- [The problem]: Restate the records that follow word for word; no pictures should appear.

- [Exercise input]:
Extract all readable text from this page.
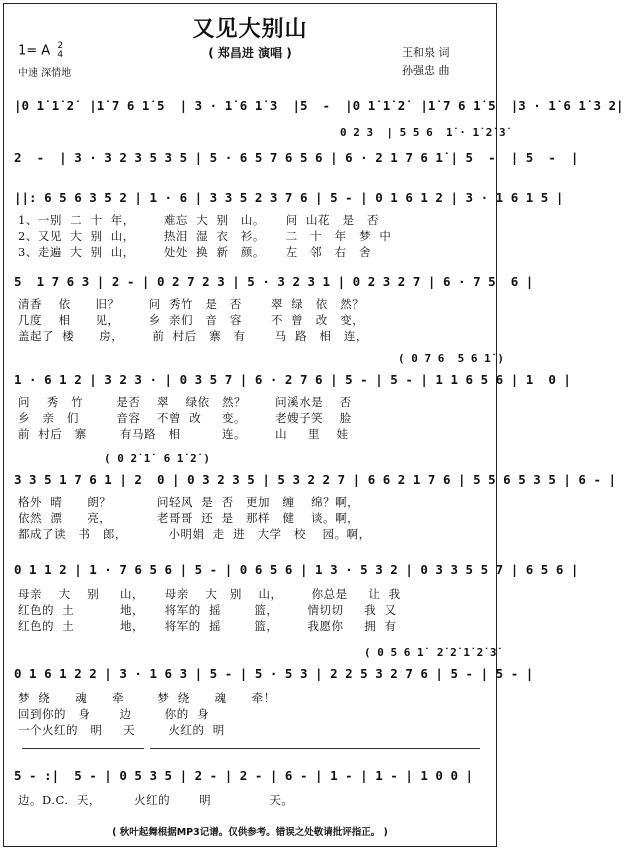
又见大别山
( 郑昌进 演唱 )
1= A 2
4
中速 深情地
王和泉 词
孙强忠 曲
|0 1̇ 1̇ 2̇  |1̇ 7 6 1̇ 5  | 3 · 1̇ 6 1̇ 3  |5  -  |0 1̇ 1̇ 2̇  |1̇ 7 6 1̇ 5  |3 · 1̇ 6 1̇ 3 2|
0 2 3  | 5 5 6  1̇ · 1̇ 2̇ 3̇
2  -  | 3 · 3 2 3 5 3 5 | 5 · 6 5 7 6 5 6 | 6 · 2 1 7 6 1̇ | 5  -  | 5  -  |
||: 6 5 6 3 5 2 | 1 · 6 | 3 3 5 2 3 7 6 | 5 - | 0 1 6 1 2 | 3 · 1 6 1 5 |
1、一别  二  十  年，       难忘  大  别   山。     问  山花   是   否
2、又见  大  别  山，       热泪  湿  衣   衫。     二   十   年   梦  中
3、走遍  大  别  山，       处处  换  新   颜。     左   邻   右   舍
5  1 7 6 3 | 2 - | 0 2 7 2 3 | 5 · 3 2 3 1 | 0 2 3 2 7 | 6 · 7 5  6 |
清香    依      旧？       问  秀竹   是   否       翠  绿   依   然？
几度    相      见，       乡  亲们   音   容       不  曾   改   变，
盖起了  楼      房，       前  村后   寨   有       马  路   相   连，
( 0 7 6  5 6 1̇ )
1 · 6 1 2 | 3 2 3 · | 0 3 5 7 | 6 · 2 7 6 | 5 - | 5 - | 1 1 6 5 6 | 1  0 |
问    秀   竹        是否    翠    绿依   然？       问溪水是    否
乡   亲   们         音容    不曾  改     变。       老嫂子笑    脸
前  村后   寨        有马路   相          连。       山     里    娃
( 0 2̇ 1̇  6 1̇ 2̇ )
3 3 5 1 7 6 1 | 2  0 | 0 3 2 3 5 | 5 3 2 2 7 | 6 6 2 1 7 6 | 5 5 6 5 3 5 | 6 - |
格外  晴      朗？           问轻风  是  否   更加   缠    绵？啊，
依然  漂      亮，           老哥哥  还  是   那样   健    谈。啊，
都成了读   书   郎，          小明娟  走  进   大学   校    园。啊，
0 1 1 2 | 1 · 7 6 5 6 | 5 - | 0 6 5 6 | 1 3 · 5 3 2 | 0 3 3 5 5 7 | 6 5 6 |
母亲    大    别     山，     母亲    大   别    山，       你总是     让  我
红色的  土           地，     将军的  摇        篮，       情切切     我  又
红色的  土           地，     将军的  摇        篮，       我愿你     拥  有
( 0 5 6 1̇  2̇ 2̇ 1̇ 2̇ 3̇
0 1 6 1 2 2 | 3 · 1 6 3 | 5 - | 5 · 5 3 | 2 2 5 3 2 7 6 | 5 - | 5 - |
梦  绕      魂      牵        梦  绕      魂      牵！
回到你的   身       边        你的  身
一个火红的   明     天        火红的  明
5 - :|  5 - | 0 5 3 5 | 2 - | 2 - | 6 - | 1 - | 1 - | 1 0 0 |
边。D.C.  天，        火红的       明              天。
( 秋叶起舞根据MP3记谱。仅供参考。错误之处敬请批评指正。 )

- [Exercise solution]:
Extract all readable text from this page.
又见大别山
( 郑昌进 演唱 )
1= A 2
4
中速 深情地
王和泉 词
孙强忠 曲
|0 1̇ 1̇ 2̇  |1̇ 7 6 1̇ 5  | 3 · 1̇ 6 1̇ 3  |5  -  |0 1̇ 1̇ 2̇  |1̇ 7 6 1̇ 5  |3 · 1̇ 6 1̇ 3 2|
0 2 3  | 5 5 6  1̇ · 1̇ 2̇ 3̇
2  -  | 3 · 3 2 3 5 3 5 | 5 · 6 5 7 6 5 6 | 6 · 2 1 7 6 1̇ | 5  -  | 5  -  |
||: 6 5 6 3 5 2 | 1 · 6 | 3 3 5 2 3 7 6 | 5 - | 0 1 6 1 2 | 3 · 1 6 1 5 |
1、一别  二  十  年，       难忘  大  别   山。     问  山花   是   否
2、又见  大  别  山，       热泪  湿  衣   衫。     二   十   年   梦  中
3、走遍  大  别  山，       处处  换  新   颜。     左   邻   右   舍
5  1 7 6 3 | 2 - | 0 2 7 2 3 | 5 · 3 2 3 1 | 0 2 3 2 7 | 6 · 7 5  6 |
清香    依      旧？       问  秀竹   是   否       翠  绿   依   然？
几度    相      见，       乡  亲们   音   容       不  曾   改   变，
盖起了  楼      房，       前  村后   寨   有       马  路   相   连，
( 0 7 6  5 6 1̇ )
1 · 6 1 2 | 3 2 3 · | 0 3 5 7 | 6 · 2 7 6 | 5 - | 5 - | 1 1 6 5 6 | 1  0 |
问    秀   竹        是否    翠    绿依   然？       问溪水是    否
乡   亲   们         音容    不曾  改     变。       老嫂子笑    脸
前  村后   寨        有马路   相          连。       山     里    娃
( 0 2̇ 1̇  6 1̇ 2̇ )
3 3 5 1 7 6 1 | 2  0 | 0 3 2 3 5 | 5 3 2 2 7 | 6 6 2 1 7 6 | 5 5 6 5 3 5 | 6 - |
格外  晴      朗？           问轻风  是  否   更加   缠    绵？啊，
依然  漂      亮，           老哥哥  还  是   那样   健    谈。啊，
都成了读   书   郎，          小明娟  走  进   大学   校    园。啊，
0 1 1 2 | 1 · 7 6 5 6 | 5 - | 0 6 5 6 | 1 3 · 5 3 2 | 0 3 3 5 5 7 | 6 5 6 |
母亲    大    别     山，     母亲    大   别    山，       你总是     让  我
红色的  土           地，     将军的  摇        篮，       情切切     我  又
红色的  土           地，     将军的  摇        篮，       我愿你     拥  有
( 0 5 6 1̇  2̇ 2̇ 1̇ 2̇ 3̇
0 1 6 1 2 2 | 3 · 1 6 3 | 5 - | 5 · 5 3 | 2 2 5 3 2 7 6 | 5 - | 5 - |
梦  绕      魂      牵        梦  绕      魂      牵！
回到你的   身       边        你的  身
一个火红的   明     天        火红的  明
5 - :|  5 - | 0 5 3 5 | 2 - | 2 - | 6 - | 1 - | 1 - | 1 0 0 |
边。D.C.  天，        火红的       明              天。
( 秋叶起舞根据MP3记谱。仅供参考。错误之处敬请批评指正。 )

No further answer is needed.